**Exercise directions:** Return the whole listing, keeping every character the same.

**Task inputs:**

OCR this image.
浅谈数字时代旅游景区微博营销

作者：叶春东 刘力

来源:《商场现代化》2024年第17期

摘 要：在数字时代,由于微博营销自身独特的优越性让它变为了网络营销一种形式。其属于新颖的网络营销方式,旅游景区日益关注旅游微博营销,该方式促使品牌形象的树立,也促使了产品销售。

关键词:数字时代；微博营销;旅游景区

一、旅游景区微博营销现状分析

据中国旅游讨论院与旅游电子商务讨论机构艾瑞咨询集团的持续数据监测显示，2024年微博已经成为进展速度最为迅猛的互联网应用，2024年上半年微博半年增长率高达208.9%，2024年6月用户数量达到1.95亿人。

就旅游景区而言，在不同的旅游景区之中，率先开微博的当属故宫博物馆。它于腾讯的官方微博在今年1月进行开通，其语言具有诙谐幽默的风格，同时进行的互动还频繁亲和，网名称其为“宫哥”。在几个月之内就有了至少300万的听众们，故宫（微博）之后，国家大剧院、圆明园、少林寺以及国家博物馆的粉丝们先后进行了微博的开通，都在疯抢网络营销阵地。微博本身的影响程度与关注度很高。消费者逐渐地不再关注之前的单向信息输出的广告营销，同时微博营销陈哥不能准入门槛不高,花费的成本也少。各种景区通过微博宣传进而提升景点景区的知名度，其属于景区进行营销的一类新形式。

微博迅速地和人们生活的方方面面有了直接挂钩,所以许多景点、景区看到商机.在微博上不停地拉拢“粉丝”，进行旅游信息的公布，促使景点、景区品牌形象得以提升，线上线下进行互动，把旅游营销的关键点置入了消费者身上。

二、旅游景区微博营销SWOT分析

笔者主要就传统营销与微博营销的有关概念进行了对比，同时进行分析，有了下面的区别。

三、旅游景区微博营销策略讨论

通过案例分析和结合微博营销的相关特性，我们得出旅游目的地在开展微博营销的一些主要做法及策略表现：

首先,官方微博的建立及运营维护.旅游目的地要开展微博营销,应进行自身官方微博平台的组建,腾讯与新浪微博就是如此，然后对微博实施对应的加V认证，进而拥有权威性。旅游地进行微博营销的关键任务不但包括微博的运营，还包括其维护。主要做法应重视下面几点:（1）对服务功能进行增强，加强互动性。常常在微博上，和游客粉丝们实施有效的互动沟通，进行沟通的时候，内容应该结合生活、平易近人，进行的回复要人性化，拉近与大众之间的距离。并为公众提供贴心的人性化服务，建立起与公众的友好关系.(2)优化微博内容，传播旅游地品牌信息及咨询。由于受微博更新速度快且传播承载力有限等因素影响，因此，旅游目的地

**The answer:**
OCR this image.
浅谈数字时代旅游景区微博营销

作者：叶春东 刘力

来源:《商场现代化》2024年第17期

摘 要：在数字时代,由于微博营销自身独特的优越性让它变为了网络营销一种形式。其属于新颖的网络营销方式,旅游景区日益关注旅游微博营销,该方式促使品牌形象的树立,也促使了产品销售。

关键词:数字时代；微博营销;旅游景区

一、旅游景区微博营销现状分析

据中国旅游讨论院与旅游电子商务讨论机构艾瑞咨询集团的持续数据监测显示，2024年微博已经成为进展速度最为迅猛的互联网应用，2024年上半年微博半年增长率高达208.9%，2024年6月用户数量达到1.95亿人。

就旅游景区而言，在不同的旅游景区之中，率先开微博的当属故宫博物馆。它于腾讯的官方微博在今年1月进行开通，其语言具有诙谐幽默的风格，同时进行的互动还频繁亲和，网名称其为“宫哥”。在几个月之内就有了至少300万的听众们，故宫（微博）之后，国家大剧院、圆明园、少林寺以及国家博物馆的粉丝们先后进行了微博的开通，都在疯抢网络营销阵地。微博本身的影响程度与关注度很高。消费者逐渐地不再关注之前的单向信息输出的广告营销，同时微博营销陈哥不能准入门槛不高,花费的成本也少。各种景区通过微博宣传进而提升景点景区的知名度，其属于景区进行营销的一类新形式。

微博迅速地和人们生活的方方面面有了直接挂钩,所以许多景点、景区看到商机.在微博上不停地拉拢“粉丝”，进行旅游信息的公布，促使景点、景区品牌形象得以提升，线上线下进行互动，把旅游营销的关键点置入了消费者身上。

二、旅游景区微博营销SWOT分析

笔者主要就传统营销与微博营销的有关概念进行了对比，同时进行分析，有了下面的区别。

三、旅游景区微博营销策略讨论

通过案例分析和结合微博营销的相关特性，我们得出旅游目的地在开展微博营销的一些主要做法及策略表现：

首先,官方微博的建立及运营维护.旅游目的地要开展微博营销,应进行自身官方微博平台的组建,腾讯与新浪微博就是如此，然后对微博实施对应的加V认证，进而拥有权威性。旅游地进行微博营销的关键任务不但包括微博的运营，还包括其维护。主要做法应重视下面几点:（1）对服务功能进行增强，加强互动性。常常在微博上，和游客粉丝们实施有效的互动沟通，进行沟通的时候，内容应该结合生活、平易近人，进行的回复要人性化，拉近与大众之间的距离。并为公众提供贴心的人性化服务，建立起与公众的友好关系.(2)优化微博内容，传播旅游地品牌信息及咨询。由于受微博更新速度快且传播承载力有限等因素影响，因此，旅游目的地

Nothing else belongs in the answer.